[EXERCISE]: Take the material below and retype it in full; pictures are left out.

== INFORMATION SUPPLIED ==

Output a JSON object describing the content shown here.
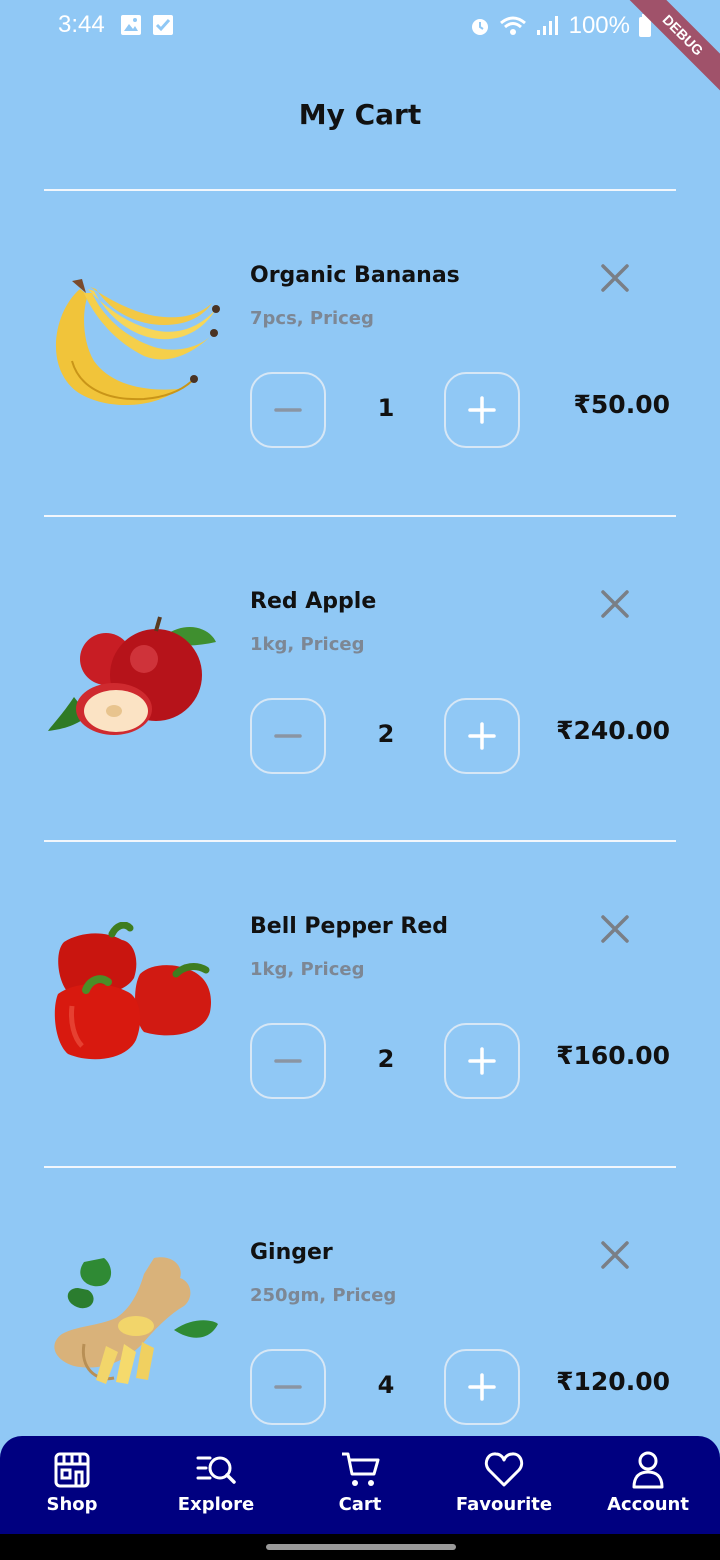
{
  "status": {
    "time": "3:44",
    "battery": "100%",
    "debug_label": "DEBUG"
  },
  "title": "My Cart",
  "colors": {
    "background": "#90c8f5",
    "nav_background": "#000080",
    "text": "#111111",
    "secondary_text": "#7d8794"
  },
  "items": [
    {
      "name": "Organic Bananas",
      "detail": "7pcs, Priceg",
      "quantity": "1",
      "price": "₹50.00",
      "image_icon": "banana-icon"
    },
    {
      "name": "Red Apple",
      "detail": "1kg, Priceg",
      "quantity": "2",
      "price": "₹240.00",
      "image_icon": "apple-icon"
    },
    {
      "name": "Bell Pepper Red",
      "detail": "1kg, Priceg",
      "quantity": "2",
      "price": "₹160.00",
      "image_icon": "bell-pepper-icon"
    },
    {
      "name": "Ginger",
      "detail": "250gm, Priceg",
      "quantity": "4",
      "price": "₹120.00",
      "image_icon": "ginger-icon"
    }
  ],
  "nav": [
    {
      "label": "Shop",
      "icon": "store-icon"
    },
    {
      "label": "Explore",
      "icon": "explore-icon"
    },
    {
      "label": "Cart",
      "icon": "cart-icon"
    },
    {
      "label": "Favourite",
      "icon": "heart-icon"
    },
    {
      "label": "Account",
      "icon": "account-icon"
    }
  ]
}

===

[EXPECTED ANSWER]:
Output a JSON object describing the content shown here.
{
  "status": {
    "time": "3:44",
    "battery": "100%",
    "debug_label": "DEBUG"
  },
  "title": "My Cart",
  "colors": {
    "background": "#90c8f5",
    "nav_background": "#000080",
    "text": "#111111",
    "secondary_text": "#7d8794"
  },
  "items": [
    {
      "name": "Organic Bananas",
      "detail": "7pcs, Priceg",
      "quantity": "1",
      "price": "₹50.00",
      "image_icon": "banana-icon"
    },
    {
      "name": "Red Apple",
      "detail": "1kg, Priceg",
      "quantity": "2",
      "price": "₹240.00",
      "image_icon": "apple-icon"
    },
    {
      "name": "Bell Pepper Red",
      "detail": "1kg, Priceg",
      "quantity": "2",
      "price": "₹160.00",
      "image_icon": "bell-pepper-icon"
    },
    {
      "name": "Ginger",
      "detail": "250gm, Priceg",
      "quantity": "4",
      "price": "₹120.00",
      "image_icon": "ginger-icon"
    }
  ],
  "nav": [
    {
      "label": "Shop",
      "icon": "store-icon"
    },
    {
      "label": "Explore",
      "icon": "explore-icon"
    },
    {
      "label": "Cart",
      "icon": "cart-icon"
    },
    {
      "label": "Favourite",
      "icon": "heart-icon"
    },
    {
      "label": "Account",
      "icon": "account-icon"
    }
  ]
}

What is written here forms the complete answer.